Write the entries below out again exactly; any picture in them stays out.

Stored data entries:
+---+
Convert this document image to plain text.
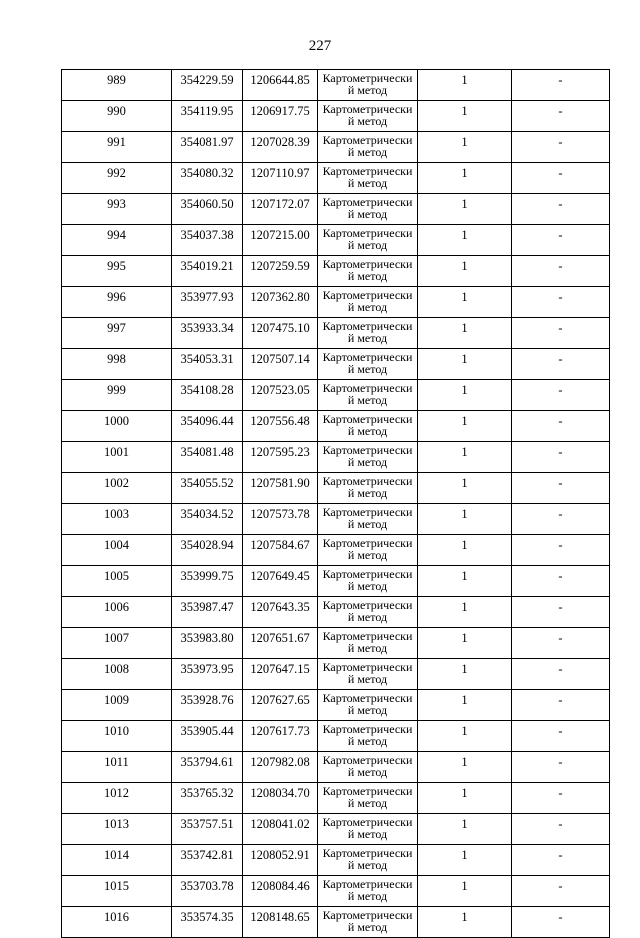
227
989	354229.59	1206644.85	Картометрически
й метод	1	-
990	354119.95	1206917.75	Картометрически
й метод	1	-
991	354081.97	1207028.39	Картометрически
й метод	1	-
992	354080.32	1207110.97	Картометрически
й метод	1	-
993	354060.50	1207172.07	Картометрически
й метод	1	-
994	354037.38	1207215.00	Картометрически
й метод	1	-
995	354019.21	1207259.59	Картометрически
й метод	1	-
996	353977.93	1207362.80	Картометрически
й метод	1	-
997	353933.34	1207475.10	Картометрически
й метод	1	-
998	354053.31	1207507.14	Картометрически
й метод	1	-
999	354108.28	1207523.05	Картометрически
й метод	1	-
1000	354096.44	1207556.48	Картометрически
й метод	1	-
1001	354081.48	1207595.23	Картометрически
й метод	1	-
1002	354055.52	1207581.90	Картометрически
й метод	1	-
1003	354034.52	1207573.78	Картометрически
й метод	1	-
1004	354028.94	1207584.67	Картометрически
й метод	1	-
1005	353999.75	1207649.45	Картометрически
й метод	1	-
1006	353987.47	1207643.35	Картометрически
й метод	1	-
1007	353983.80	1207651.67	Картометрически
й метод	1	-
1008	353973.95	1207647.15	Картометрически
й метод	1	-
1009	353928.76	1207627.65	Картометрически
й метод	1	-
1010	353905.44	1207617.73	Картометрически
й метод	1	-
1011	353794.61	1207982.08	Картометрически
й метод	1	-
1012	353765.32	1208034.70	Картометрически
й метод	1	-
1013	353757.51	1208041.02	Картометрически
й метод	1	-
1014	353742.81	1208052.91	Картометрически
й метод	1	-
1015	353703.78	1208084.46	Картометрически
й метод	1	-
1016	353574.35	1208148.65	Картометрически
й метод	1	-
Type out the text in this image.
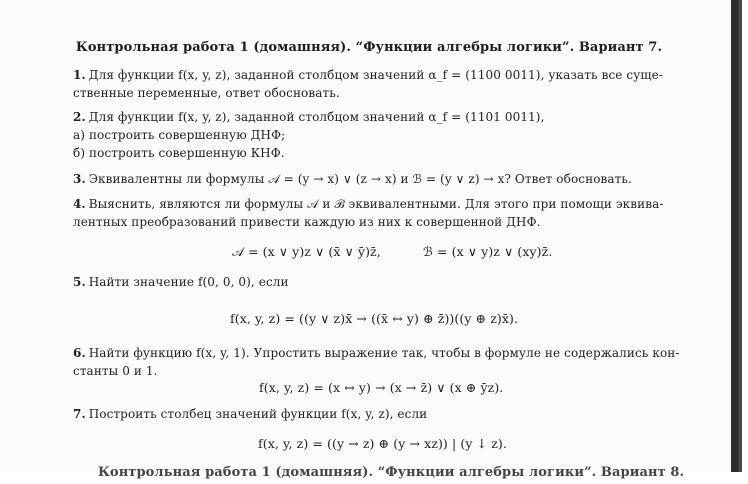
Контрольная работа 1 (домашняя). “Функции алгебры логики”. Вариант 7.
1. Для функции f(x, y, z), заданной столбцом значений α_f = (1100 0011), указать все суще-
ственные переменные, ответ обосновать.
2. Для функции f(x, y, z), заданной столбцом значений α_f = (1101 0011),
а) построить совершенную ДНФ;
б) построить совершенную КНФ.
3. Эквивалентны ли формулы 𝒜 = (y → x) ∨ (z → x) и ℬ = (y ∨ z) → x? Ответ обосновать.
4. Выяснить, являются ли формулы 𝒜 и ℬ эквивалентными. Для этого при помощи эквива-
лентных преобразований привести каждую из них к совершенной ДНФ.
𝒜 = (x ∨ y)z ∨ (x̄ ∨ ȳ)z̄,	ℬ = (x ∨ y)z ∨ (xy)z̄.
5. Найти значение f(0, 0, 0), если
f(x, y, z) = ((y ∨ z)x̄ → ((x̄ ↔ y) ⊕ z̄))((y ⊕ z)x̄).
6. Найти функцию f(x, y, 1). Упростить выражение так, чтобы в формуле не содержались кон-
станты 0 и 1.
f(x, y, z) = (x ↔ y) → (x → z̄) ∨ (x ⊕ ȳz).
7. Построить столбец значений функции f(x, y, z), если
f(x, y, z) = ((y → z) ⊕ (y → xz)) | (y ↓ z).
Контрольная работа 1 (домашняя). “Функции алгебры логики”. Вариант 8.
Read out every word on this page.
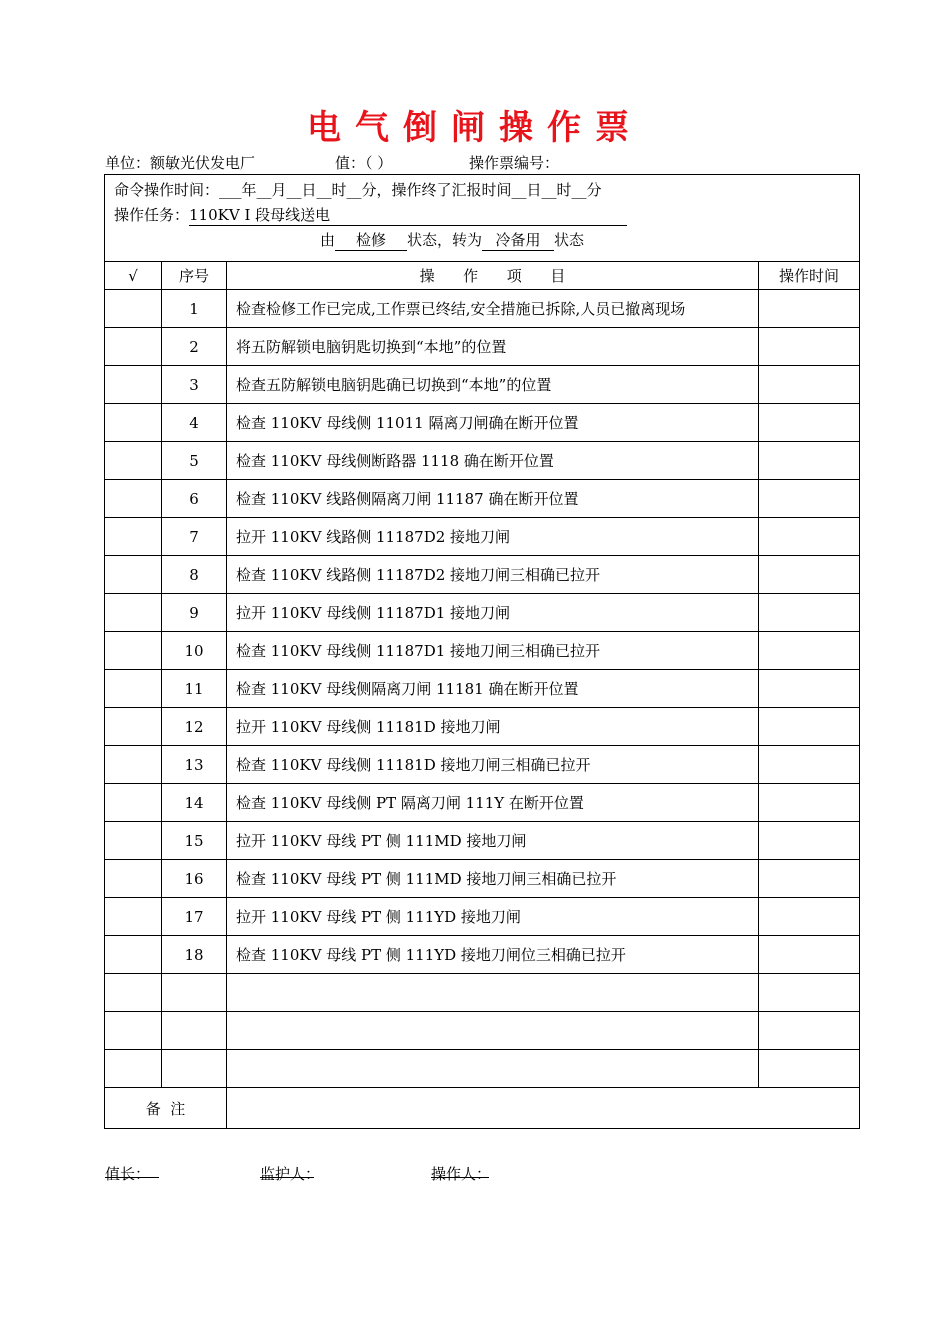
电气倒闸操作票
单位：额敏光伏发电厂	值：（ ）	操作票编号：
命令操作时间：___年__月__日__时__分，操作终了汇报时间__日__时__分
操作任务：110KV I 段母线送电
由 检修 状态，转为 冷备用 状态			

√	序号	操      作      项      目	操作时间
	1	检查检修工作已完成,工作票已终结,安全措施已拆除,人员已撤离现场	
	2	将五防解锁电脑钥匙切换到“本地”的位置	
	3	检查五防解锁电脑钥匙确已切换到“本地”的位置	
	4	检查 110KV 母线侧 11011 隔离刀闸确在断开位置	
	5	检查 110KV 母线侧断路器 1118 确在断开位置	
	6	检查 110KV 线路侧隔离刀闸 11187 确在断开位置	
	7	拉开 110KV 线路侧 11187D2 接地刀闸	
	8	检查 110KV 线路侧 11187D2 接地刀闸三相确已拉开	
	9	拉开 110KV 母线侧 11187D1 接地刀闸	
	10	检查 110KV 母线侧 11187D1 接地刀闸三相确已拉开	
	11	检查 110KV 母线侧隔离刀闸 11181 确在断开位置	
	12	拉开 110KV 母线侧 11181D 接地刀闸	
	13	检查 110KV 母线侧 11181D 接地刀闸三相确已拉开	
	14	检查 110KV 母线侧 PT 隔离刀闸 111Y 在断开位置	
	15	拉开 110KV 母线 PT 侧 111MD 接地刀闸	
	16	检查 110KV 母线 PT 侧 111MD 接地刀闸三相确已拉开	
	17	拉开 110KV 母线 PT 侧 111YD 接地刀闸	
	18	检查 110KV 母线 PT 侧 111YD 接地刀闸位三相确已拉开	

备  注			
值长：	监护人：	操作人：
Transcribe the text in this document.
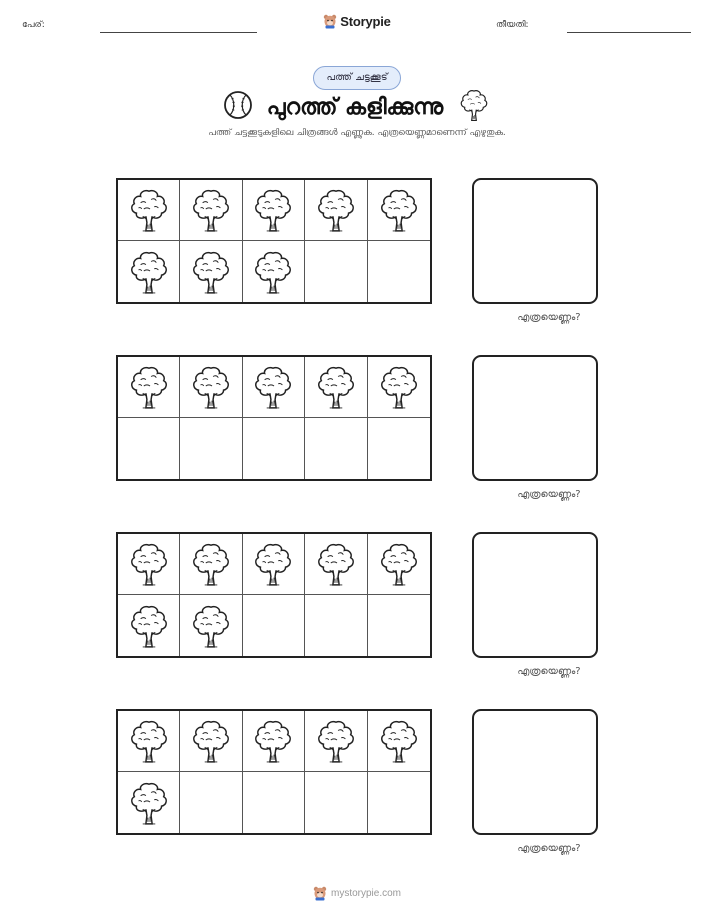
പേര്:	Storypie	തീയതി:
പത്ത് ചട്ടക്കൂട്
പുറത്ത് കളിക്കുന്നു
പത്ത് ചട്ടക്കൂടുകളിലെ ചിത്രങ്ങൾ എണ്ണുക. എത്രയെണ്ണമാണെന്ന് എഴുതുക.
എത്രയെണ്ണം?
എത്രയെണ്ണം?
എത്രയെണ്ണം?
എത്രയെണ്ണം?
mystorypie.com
+---+
Exercise answer:
Convert this document image to plain text.
227
989	354229.59	1206644.85	Картометрически
й метод	1	-
990	354119.95	1206917.75	Картометрически
й метод	1	-
991	354081.97	1207028.39	Картометрически
й метод	1	-
992	354080.32	1207110.97	Картометрически
й метод	1	-
993	354060.50	1207172.07	Картометрически
й метод	1	-
994	354037.38	1207215.00	Картометрически
й метод	1	-
995	354019.21	1207259.59	Картометрически
й метод	1	-
996	353977.93	1207362.80	Картометрически
й метод	1	-
997	353933.34	1207475.10	Картометрически
й метод	1	-
998	354053.31	1207507.14	Картометрически
й метод	1	-
999	354108.28	1207523.05	Картометрически
й метод	1	-
1000	354096.44	1207556.48	Картометрически
й метод	1	-
1001	354081.48	1207595.23	Картометрически
й метод	1	-
1002	354055.52	1207581.90	Картометрически
й метод	1	-
1003	354034.52	1207573.78	Картометрически
й метод	1	-
1004	354028.94	1207584.67	Картометрически
й метод	1	-
1005	353999.75	1207649.45	Картометрически
й метод	1	-
1006	353987.47	1207643.35	Картометрически
й метод	1	-
1007	353983.80	1207651.67	Картометрически
й метод	1	-
1008	353973.95	1207647.15	Картометрически
й метод	1	-
1009	353928.76	1207627.65	Картометрически
й метод	1	-
1010	353905.44	1207617.73	Картометрически
й метод	1	-
1011	353794.61	1207982.08	Картометрически
й метод	1	-
1012	353765.32	1208034.70	Картометрически
й метод	1	-
1013	353757.51	1208041.02	Картометрически
й метод	1	-
1014	353742.81	1208052.91	Картометрически
й метод	1	-
1015	353703.78	1208084.46	Картометрически
й метод	1	-
1016	353574.35	1208148.65	Картометрически
й метод	1	-
Type out the text in this image.
Контрольная работа 1 (домашняя). “Функции алгебры логики”. Вариант 7.
1. Для функции f(x, y, z), заданной столбцом значений α_f = (1100 0011), указать все суще-
ственные переменные, ответ обосновать.
2. Для функции f(x, y, z), заданной столбцом значений α_f = (1101 0011),
а) построить совершенную ДНФ;
б) построить совершенную КНФ.
3. Эквивалентны ли формулы 𝒜 = (y → x) ∨ (z → x) и ℬ = (y ∨ z) → x? Ответ обосновать.
4. Выяснить, являются ли формулы 𝒜 и ℬ эквивалентными. Для этого при помощи эквива-
лентных преобразований привести каждую из них к совершенной ДНФ.
𝒜 = (x ∨ y)z ∨ (x̄ ∨ ȳ)z̄,	ℬ = (x ∨ y)z ∨ (xy)z̄.
5. Найти значение f(0, 0, 0), если
f(x, y, z) = ((y ∨ z)x̄ → ((x̄ ↔ y) ⊕ z̄))((y ⊕ z)x̄).
6. Найти функцию f(x, y, 1). Упростить выражение так, чтобы в формуле не содержались кон-
станты 0 и 1.
f(x, y, z) = (x ↔ y) → (x → z̄) ∨ (x ⊕ ȳz).
7. Построить столбец значений функции f(x, y, z), если
f(x, y, z) = ((y → z) ⊕ (y → xz)) | (y ↓ z).
Контрольная работа 1 (домашняя). “Функции алгебры логики”. Вариант 8.
Read out every word on this page.
电气倒闸操作票
单位：额敏光伏发电厂	值：（ ）	操作票编号：
命令操作时间：___年__月__日__时__分，操作终了汇报时间__日__时__分
操作任务：110KV I 段母线送电
由 检修 状态，转为 冷备用 状态			

√	序号	操      作      项      目	操作时间
	1	检查检修工作已完成,工作票已终结,安全措施已拆除,人员已撤离现场	
	2	将五防解锁电脑钥匙切换到“本地”的位置	
	3	检查五防解锁电脑钥匙确已切换到“本地”的位置	
	4	检查 110KV 母线侧 11011 隔离刀闸确在断开位置	
	5	检查 110KV 母线侧断路器 1118 确在断开位置	
	6	检查 110KV 线路侧隔离刀闸 11187 确在断开位置	
	7	拉开 110KV 线路侧 11187D2 接地刀闸	
	8	检查 110KV 线路侧 11187D2 接地刀闸三相确已拉开	
	9	拉开 110KV 母线侧 11187D1 接地刀闸	
	10	检查 110KV 母线侧 11187D1 接地刀闸三相确已拉开	
	11	检查 110KV 母线侧隔离刀闸 11181 确在断开位置	
	12	拉开 110KV 母线侧 11181D 接地刀闸	
	13	检查 110KV 母线侧 11181D 接地刀闸三相确已拉开	
	14	检查 110KV 母线侧 PT 隔离刀闸 111Y 在断开位置	
	15	拉开 110KV 母线 PT 侧 111MD 接地刀闸	
	16	检查 110KV 母线 PT 侧 111MD 接地刀闸三相确已拉开	
	17	拉开 110KV 母线 PT 侧 111YD 接地刀闸	
	18	检查 110KV 母线 PT 侧 111YD 接地刀闸位三相确已拉开	

备  注			
值长：	监护人：	操作人：
Transcribe the text in this document.
പേര്:	Storypie	തീയതി:
പത്ത് ചട്ടക്കൂട്
പുറത്ത് കളിക്കുന്നു
പത്ത് ചട്ടക്കൂടുകളിലെ ചിത്രങ്ങൾ എണ്ണുക. എത്രയെണ്ണമാണെന്ന് എഴുതുക.
എത്രയെണ്ണം?
എത്രയെണ്ണം?
എത്രയെണ്ണം?
എത്രയെണ്ണം?
mystorypie.com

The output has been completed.